_Given exercise_:
Your task is to return, word for word, only the lines from the line with "What does this" through the close of the data. Exclude all pictures.

Stored entries
□ □ □ □
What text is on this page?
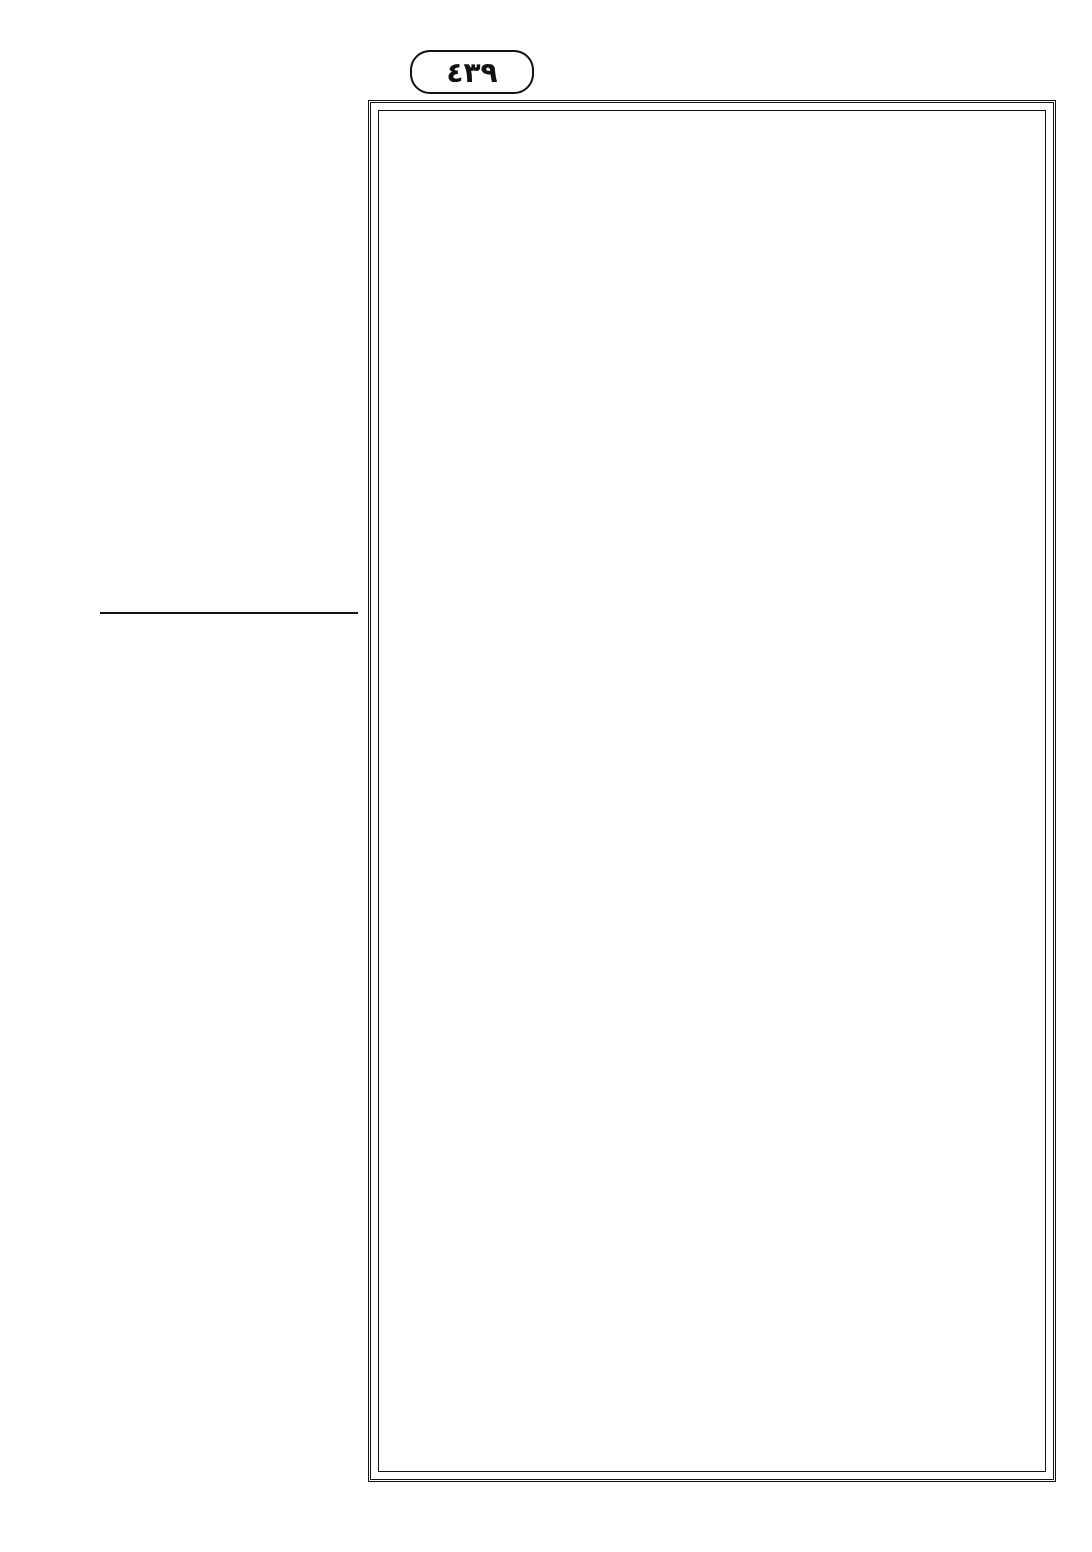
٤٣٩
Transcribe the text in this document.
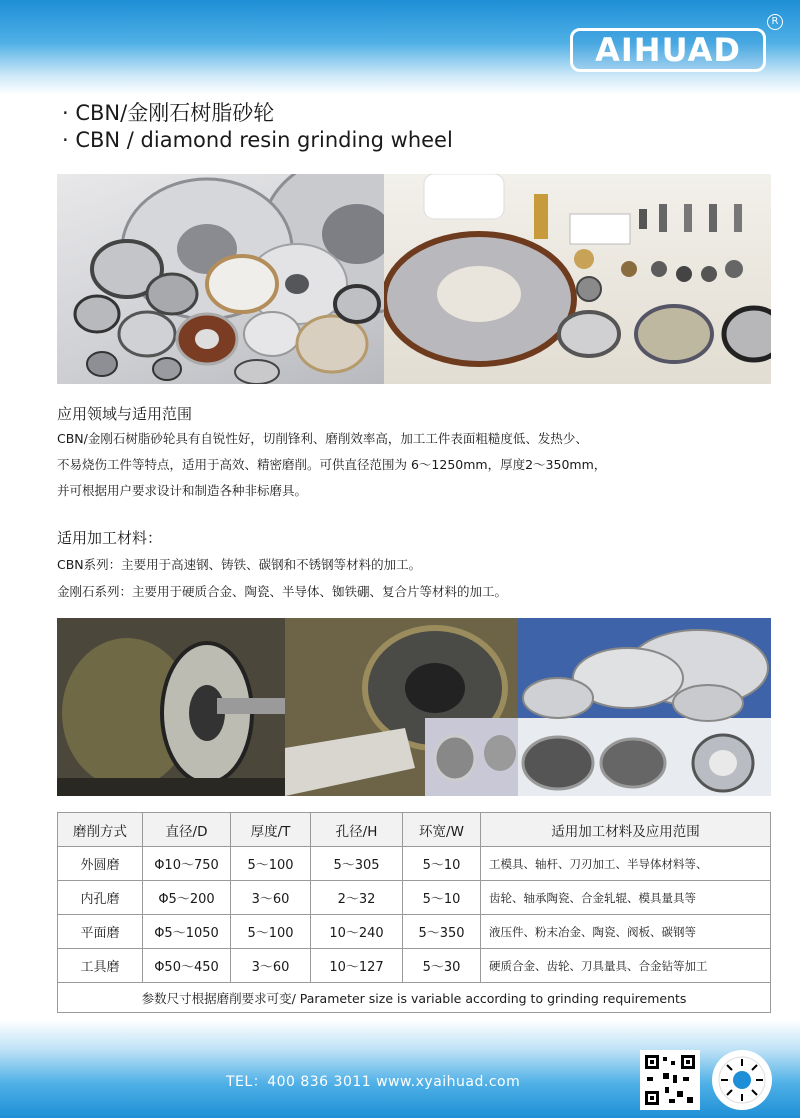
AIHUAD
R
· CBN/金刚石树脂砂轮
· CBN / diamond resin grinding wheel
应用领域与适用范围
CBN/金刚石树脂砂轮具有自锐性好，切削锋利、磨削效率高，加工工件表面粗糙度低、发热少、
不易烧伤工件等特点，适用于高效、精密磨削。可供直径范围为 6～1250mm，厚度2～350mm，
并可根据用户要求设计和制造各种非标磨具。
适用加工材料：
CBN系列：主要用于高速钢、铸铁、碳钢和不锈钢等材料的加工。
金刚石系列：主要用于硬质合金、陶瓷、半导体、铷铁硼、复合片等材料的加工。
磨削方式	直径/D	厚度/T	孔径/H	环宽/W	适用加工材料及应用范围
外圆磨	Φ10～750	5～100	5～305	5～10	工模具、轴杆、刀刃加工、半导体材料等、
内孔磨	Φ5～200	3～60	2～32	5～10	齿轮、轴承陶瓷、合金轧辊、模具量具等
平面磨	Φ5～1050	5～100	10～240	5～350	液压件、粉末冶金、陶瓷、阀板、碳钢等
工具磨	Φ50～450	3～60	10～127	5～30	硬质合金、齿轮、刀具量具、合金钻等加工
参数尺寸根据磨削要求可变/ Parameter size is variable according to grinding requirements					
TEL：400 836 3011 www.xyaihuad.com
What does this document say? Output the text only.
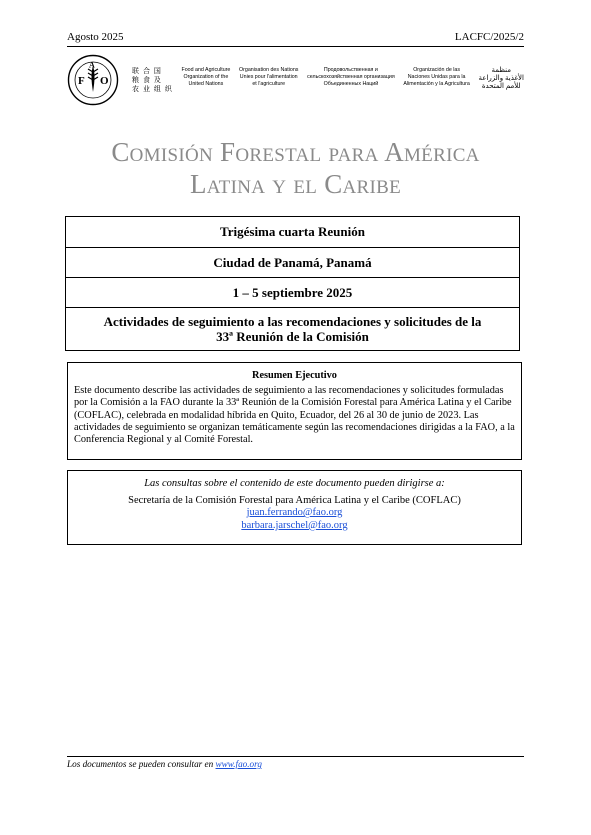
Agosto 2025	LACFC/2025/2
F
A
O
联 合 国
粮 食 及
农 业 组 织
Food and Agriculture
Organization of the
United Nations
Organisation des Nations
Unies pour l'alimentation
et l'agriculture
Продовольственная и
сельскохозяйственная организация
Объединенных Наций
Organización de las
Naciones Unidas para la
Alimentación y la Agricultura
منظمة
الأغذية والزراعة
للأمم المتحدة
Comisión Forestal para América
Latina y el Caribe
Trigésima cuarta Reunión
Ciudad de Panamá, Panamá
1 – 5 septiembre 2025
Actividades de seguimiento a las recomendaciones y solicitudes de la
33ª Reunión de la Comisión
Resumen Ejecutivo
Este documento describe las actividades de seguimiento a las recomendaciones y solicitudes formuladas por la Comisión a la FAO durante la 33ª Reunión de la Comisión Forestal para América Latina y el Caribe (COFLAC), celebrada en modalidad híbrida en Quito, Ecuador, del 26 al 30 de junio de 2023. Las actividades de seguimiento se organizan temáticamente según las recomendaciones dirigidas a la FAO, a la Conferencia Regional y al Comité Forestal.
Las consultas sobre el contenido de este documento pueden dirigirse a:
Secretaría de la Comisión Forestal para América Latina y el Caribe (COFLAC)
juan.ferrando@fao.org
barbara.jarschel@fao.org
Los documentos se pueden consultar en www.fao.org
□ □ □ □
_Task solution_:
What does this document say? Output the text only.
Agosto 2025	LACFC/2025/2
F
A
O
联 合 国
粮 食 及
农 业 组 织
Food and Agriculture
Organization of the
United Nations
Organisation des Nations
Unies pour l'alimentation
et l'agriculture
Продовольственная и
сельскохозяйственная организация
Объединенных Наций
Organización de las
Naciones Unidas para la
Alimentación y la Agricultura
منظمة
الأغذية والزراعة
للأمم المتحدة
Comisión Forestal para América
Latina y el Caribe
Trigésima cuarta Reunión
Ciudad de Panamá, Panamá
1 – 5 septiembre 2025
Actividades de seguimiento a las recomendaciones y solicitudes de la
33ª Reunión de la Comisión
Resumen Ejecutivo
Este documento describe las actividades de seguimiento a las recomendaciones y solicitudes formuladas por la Comisión a la FAO durante la 33ª Reunión de la Comisión Forestal para América Latina y el Caribe (COFLAC), celebrada en modalidad híbrida en Quito, Ecuador, del 26 al 30 de junio de 2023. Las actividades de seguimiento se organizan temáticamente según las recomendaciones dirigidas a la FAO, a la Conferencia Regional y al Comité Forestal.
Las consultas sobre el contenido de este documento pueden dirigirse a:
Secretaría de la Comisión Forestal para América Latina y el Caribe (COFLAC)
juan.ferrando@fao.org
barbara.jarschel@fao.org
Los documentos se pueden consultar en www.fao.org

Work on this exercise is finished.